__EXERCISE INSTRUCTIONS__. Wherever the word "Alex" shows up in a line, please copy that line.

────────────────

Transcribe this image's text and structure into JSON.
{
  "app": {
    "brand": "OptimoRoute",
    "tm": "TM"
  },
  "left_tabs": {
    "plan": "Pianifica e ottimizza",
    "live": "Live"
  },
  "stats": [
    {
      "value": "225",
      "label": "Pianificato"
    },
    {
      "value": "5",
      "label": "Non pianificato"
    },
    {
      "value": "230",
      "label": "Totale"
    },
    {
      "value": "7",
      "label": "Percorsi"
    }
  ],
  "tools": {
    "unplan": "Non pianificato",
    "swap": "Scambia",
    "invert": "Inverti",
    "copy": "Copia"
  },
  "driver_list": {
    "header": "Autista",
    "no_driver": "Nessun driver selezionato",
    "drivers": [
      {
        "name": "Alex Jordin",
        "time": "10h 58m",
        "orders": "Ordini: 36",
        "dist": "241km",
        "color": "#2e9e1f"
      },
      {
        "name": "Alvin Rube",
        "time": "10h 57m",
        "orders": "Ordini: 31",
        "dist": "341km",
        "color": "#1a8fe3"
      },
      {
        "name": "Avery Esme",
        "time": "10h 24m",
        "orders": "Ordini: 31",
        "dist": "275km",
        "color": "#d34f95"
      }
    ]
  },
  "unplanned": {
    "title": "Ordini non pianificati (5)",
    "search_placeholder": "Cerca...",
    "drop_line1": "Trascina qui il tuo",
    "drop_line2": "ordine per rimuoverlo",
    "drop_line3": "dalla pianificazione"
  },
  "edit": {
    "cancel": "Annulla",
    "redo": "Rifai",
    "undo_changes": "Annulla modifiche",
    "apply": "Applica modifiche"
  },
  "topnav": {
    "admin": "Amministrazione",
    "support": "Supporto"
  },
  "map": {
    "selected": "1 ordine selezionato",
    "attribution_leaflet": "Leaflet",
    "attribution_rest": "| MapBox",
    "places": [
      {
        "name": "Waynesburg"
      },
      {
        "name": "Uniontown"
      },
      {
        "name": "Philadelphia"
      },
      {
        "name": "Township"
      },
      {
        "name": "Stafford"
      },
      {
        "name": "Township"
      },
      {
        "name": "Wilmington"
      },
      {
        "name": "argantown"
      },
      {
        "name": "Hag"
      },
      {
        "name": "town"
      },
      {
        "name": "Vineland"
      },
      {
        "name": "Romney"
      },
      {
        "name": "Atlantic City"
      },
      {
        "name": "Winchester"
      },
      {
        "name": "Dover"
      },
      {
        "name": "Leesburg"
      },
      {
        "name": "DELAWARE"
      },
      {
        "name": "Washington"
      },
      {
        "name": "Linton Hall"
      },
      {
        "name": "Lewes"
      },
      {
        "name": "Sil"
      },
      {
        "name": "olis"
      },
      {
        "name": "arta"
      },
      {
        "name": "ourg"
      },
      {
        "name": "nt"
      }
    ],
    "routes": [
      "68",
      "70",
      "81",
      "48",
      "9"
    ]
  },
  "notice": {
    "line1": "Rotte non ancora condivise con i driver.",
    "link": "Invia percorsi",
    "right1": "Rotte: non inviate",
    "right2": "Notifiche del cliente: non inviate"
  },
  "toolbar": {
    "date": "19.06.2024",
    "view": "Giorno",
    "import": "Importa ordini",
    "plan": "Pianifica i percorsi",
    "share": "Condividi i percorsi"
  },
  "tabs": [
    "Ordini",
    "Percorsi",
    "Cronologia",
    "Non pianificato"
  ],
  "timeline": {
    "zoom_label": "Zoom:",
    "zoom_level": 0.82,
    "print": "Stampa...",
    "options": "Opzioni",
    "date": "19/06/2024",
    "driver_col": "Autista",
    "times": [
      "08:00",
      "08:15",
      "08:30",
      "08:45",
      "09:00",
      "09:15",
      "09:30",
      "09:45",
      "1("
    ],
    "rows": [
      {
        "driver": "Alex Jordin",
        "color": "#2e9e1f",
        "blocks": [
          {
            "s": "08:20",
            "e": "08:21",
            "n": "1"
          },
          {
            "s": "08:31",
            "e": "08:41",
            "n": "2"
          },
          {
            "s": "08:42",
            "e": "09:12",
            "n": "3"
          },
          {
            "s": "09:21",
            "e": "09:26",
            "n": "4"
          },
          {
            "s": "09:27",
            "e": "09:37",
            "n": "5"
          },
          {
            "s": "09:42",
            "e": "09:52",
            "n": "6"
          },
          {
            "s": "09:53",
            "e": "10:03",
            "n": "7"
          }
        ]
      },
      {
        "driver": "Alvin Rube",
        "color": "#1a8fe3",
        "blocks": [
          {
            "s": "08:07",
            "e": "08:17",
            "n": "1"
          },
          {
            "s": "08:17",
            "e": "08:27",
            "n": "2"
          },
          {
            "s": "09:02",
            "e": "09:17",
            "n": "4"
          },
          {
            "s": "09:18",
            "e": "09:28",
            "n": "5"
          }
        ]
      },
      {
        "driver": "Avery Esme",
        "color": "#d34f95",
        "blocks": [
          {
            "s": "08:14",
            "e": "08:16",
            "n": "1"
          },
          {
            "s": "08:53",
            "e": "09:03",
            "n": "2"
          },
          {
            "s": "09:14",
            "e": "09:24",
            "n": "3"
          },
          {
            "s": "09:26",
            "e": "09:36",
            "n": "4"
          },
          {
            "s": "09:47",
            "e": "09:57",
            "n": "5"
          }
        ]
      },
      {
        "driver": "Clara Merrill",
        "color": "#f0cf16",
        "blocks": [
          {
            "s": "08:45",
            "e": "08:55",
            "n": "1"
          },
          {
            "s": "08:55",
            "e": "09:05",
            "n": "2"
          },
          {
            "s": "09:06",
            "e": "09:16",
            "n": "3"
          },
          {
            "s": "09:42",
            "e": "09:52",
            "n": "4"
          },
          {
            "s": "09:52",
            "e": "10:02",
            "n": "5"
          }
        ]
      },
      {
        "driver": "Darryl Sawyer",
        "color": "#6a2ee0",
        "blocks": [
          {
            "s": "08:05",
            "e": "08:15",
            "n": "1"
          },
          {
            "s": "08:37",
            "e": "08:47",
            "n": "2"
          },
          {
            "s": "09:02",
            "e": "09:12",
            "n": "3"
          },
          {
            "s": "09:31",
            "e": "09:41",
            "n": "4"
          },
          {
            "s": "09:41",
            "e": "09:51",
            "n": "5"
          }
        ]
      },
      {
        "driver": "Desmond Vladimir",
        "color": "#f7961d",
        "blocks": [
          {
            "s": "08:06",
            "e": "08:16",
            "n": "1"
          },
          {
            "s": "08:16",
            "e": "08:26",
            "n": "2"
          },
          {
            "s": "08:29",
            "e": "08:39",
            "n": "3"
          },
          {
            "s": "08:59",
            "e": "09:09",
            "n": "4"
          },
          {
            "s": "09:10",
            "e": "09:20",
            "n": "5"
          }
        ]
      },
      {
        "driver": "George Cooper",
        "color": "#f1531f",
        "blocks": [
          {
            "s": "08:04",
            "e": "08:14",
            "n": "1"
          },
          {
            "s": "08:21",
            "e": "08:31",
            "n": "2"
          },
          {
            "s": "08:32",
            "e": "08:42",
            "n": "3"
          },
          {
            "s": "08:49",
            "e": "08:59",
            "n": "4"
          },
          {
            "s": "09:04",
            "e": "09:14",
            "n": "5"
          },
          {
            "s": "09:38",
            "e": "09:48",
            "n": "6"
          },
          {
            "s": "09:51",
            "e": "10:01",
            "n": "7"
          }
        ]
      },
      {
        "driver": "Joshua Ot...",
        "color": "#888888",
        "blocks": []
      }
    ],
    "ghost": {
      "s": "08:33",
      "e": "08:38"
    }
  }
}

────────────────

__ANSWER IN FULL__.
        "name": "Alex Jordin",
        "driver": "Alex Jordin",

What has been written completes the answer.